* [Job] Repeat the entries that follow verbatim, without any of their pictures.

>> START Dataset entries

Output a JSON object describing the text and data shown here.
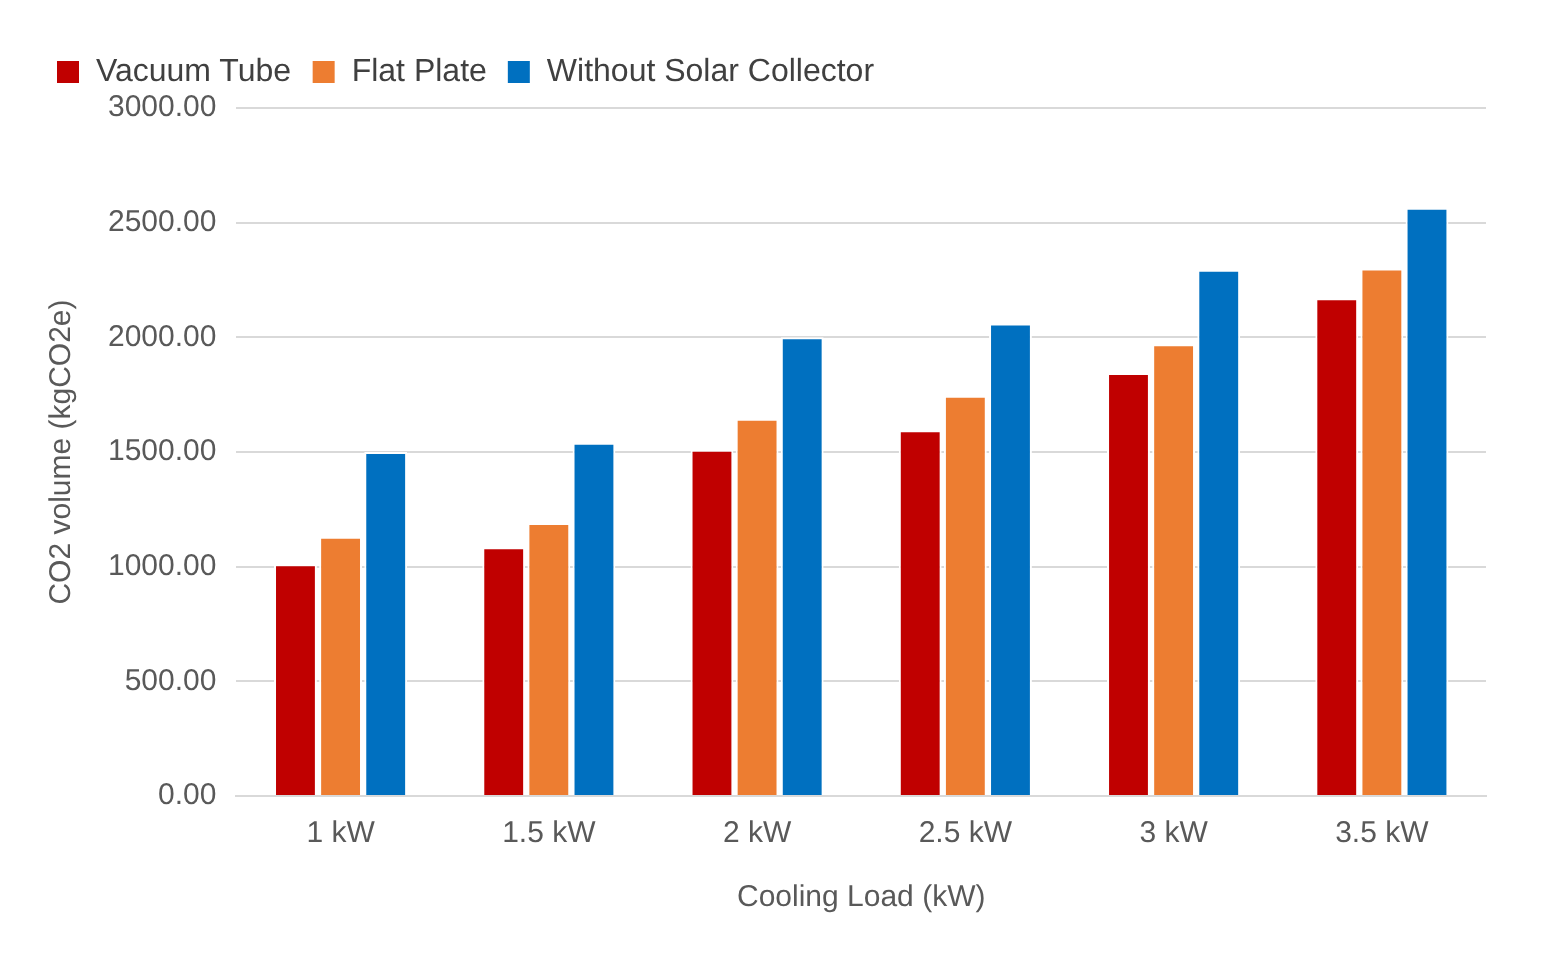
{
  "chart_data": {
    "type": "bar",
    "xlabel": "Cooling Load (kW)",
    "ylabel": "CO2 volume (kgCO2e)",
    "categories": [
      "1 kW",
      "1.5 kW",
      "2 kW",
      "2.5 kW",
      "3 kW",
      "3.5 kW"
    ],
    "series": [
      {
        "name": "Vacuum Tube",
        "color": "#c00000",
        "values": [
          1010,
          1085,
          1510,
          1595,
          1845,
          2170
        ]
      },
      {
        "name": "Flat Plate",
        "color": "#ed7d31",
        "values": [
          1130,
          1190,
          1645,
          1745,
          1970,
          2300
        ]
      },
      {
        "name": "Without Solar Collector",
        "color": "#0070c0",
        "values": [
          1500,
          1540,
          2000,
          2060,
          2295,
          2565
        ]
      }
    ],
    "ylim": [
      0,
      3000
    ],
    "yticks": [
      {
        "value": 0,
        "label": "0.00"
      },
      {
        "value": 500,
        "label": "500.00"
      },
      {
        "value": 1000,
        "label": "1000.00"
      },
      {
        "value": 1500,
        "label": "1500.00"
      },
      {
        "value": 2000,
        "label": "2000.00"
      },
      {
        "value": 2500,
        "label": "2500.00"
      },
      {
        "value": 3000,
        "label": "3000.00"
      }
    ],
    "grid": "y",
    "legend": "top left"
  }
}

>> END Dataset entries

* [Completed task]
Output a JSON object describing the text and data shown here.
{
  "chart_data": {
    "type": "bar",
    "xlabel": "Cooling Load (kW)",
    "ylabel": "CO2 volume (kgCO2e)",
    "categories": [
      "1 kW",
      "1.5 kW",
      "2 kW",
      "2.5 kW",
      "3 kW",
      "3.5 kW"
    ],
    "series": [
      {
        "name": "Vacuum Tube",
        "color": "#c00000",
        "values": [
          1010,
          1085,
          1510,
          1595,
          1845,
          2170
        ]
      },
      {
        "name": "Flat Plate",
        "color": "#ed7d31",
        "values": [
          1130,
          1190,
          1645,
          1745,
          1970,
          2300
        ]
      },
      {
        "name": "Without Solar Collector",
        "color": "#0070c0",
        "values": [
          1500,
          1540,
          2000,
          2060,
          2295,
          2565
        ]
      }
    ],
    "ylim": [
      0,
      3000
    ],
    "yticks": [
      {
        "value": 0,
        "label": "0.00"
      },
      {
        "value": 500,
        "label": "500.00"
      },
      {
        "value": 1000,
        "label": "1000.00"
      },
      {
        "value": 1500,
        "label": "1500.00"
      },
      {
        "value": 2000,
        "label": "2000.00"
      },
      {
        "value": 2500,
        "label": "2500.00"
      },
      {
        "value": 3000,
        "label": "3000.00"
      }
    ],
    "grid": "y",
    "legend": "top left"
  }
}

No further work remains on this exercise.